- [EXERCISE DIRECTIONS]
List all the lines in these records that hold "JSON".

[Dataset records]
════

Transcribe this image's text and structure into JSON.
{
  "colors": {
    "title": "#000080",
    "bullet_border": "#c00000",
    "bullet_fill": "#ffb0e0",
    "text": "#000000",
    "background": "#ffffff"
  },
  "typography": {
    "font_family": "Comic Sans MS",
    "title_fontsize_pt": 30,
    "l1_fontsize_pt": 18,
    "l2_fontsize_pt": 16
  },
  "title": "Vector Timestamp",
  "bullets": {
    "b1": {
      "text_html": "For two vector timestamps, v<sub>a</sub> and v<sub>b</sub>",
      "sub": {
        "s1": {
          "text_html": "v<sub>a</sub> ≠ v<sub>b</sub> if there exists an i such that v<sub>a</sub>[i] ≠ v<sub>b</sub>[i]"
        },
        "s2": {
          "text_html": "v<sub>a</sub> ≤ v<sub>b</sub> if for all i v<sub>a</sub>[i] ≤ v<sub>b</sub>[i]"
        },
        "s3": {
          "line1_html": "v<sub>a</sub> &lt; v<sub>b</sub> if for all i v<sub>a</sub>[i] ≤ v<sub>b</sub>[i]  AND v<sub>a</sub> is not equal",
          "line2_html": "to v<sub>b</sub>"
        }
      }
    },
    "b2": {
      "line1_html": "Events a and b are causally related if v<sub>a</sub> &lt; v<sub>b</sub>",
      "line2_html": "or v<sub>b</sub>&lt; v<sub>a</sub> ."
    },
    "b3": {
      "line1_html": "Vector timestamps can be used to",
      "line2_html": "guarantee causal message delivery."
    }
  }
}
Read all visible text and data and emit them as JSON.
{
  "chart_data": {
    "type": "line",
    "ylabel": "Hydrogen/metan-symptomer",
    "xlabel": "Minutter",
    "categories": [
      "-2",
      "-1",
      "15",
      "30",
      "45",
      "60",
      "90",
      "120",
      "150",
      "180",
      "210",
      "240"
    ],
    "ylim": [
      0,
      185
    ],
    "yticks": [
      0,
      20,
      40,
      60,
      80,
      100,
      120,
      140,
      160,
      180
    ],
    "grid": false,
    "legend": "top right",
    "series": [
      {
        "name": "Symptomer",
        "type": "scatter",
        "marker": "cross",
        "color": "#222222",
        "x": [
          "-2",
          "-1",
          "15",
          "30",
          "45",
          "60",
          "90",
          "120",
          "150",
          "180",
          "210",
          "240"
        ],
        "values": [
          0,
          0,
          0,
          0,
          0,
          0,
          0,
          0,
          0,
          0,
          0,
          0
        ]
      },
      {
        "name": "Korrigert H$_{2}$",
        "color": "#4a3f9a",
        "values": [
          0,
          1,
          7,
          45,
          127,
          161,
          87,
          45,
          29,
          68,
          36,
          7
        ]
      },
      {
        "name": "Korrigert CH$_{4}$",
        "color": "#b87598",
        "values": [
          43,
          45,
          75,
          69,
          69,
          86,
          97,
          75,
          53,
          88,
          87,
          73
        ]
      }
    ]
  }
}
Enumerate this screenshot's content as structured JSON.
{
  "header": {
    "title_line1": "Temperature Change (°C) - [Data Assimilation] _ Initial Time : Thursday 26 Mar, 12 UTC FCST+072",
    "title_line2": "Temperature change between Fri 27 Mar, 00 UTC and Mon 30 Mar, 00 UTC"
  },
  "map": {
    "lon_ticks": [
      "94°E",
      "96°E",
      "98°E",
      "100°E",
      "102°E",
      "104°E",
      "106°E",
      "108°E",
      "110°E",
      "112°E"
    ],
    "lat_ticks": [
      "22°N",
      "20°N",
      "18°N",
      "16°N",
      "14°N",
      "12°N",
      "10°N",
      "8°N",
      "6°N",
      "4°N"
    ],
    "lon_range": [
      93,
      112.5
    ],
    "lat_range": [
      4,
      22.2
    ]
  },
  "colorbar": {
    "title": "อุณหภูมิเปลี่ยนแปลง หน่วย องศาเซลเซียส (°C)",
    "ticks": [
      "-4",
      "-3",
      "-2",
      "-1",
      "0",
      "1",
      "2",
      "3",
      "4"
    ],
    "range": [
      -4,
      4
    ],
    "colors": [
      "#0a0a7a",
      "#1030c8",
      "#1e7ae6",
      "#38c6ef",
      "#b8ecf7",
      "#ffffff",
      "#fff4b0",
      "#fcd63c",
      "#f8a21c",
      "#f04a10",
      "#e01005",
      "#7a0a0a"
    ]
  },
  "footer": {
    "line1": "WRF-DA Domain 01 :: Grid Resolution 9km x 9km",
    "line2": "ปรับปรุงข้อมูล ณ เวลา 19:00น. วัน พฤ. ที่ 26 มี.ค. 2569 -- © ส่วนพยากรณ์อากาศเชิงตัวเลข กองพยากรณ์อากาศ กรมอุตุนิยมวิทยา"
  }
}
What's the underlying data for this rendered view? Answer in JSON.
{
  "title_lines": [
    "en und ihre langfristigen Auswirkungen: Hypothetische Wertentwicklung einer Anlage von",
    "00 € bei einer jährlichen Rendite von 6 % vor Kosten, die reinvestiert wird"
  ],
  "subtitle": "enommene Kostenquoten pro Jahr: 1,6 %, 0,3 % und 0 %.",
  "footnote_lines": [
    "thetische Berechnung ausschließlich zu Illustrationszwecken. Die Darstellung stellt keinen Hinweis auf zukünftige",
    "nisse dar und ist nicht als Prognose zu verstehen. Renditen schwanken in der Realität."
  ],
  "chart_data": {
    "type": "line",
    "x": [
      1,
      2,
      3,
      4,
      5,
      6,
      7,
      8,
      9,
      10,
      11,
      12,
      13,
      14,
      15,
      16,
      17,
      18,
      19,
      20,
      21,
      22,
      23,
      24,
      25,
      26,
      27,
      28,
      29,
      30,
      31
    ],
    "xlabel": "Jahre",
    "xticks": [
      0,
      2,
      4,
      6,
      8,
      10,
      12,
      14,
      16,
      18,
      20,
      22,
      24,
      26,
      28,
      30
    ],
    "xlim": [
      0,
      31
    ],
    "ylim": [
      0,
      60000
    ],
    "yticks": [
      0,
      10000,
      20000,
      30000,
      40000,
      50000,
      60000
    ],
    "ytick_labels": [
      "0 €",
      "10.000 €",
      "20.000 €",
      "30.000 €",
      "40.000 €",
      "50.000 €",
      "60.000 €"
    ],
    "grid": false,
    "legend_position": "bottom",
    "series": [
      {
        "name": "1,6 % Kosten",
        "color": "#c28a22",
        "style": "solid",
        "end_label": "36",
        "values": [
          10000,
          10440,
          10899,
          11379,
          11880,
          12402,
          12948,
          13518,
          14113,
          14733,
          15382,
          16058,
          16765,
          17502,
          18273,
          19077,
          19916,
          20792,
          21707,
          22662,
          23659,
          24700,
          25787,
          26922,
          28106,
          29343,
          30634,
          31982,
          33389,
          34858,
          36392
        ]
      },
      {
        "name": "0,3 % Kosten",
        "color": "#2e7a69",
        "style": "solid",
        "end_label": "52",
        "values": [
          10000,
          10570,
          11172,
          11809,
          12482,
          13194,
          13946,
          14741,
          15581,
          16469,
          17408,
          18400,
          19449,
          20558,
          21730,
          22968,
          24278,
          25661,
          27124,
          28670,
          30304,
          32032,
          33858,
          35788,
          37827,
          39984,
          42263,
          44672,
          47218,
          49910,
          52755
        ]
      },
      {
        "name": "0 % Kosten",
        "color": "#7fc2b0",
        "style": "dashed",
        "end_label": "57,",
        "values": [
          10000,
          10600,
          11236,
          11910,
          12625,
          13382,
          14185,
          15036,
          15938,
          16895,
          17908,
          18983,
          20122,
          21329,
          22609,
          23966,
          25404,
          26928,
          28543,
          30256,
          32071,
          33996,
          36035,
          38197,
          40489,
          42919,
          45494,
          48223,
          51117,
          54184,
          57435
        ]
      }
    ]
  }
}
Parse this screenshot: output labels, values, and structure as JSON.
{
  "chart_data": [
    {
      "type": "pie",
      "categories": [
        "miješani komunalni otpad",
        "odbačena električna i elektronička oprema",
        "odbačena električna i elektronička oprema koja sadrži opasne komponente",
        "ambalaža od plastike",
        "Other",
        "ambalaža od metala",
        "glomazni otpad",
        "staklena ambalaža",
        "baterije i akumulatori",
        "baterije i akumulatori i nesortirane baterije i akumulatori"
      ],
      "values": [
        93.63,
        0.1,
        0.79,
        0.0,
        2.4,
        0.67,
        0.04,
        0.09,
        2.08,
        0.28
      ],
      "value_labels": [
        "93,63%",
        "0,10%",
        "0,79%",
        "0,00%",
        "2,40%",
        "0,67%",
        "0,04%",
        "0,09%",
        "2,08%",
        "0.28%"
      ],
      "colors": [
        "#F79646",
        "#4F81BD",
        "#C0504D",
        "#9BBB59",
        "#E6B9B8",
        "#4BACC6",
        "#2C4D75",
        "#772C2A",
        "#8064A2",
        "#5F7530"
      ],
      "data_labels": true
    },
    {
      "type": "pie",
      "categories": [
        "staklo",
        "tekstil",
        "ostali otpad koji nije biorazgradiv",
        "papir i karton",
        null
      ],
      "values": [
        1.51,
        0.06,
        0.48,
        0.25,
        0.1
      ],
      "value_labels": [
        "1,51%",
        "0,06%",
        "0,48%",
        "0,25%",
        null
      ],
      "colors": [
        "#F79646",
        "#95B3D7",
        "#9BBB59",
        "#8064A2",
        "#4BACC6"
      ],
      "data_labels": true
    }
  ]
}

════

- [ANSWER FOR THE TASK]
Transcribe this image's text and structure into JSON.
Read all visible text and data and emit them as JSON.
Enumerate this screenshot's content as structured JSON.
What's the underlying data for this rendered view? Answer in JSON.
Parse this screenshot: output labels, values, and structure as JSON.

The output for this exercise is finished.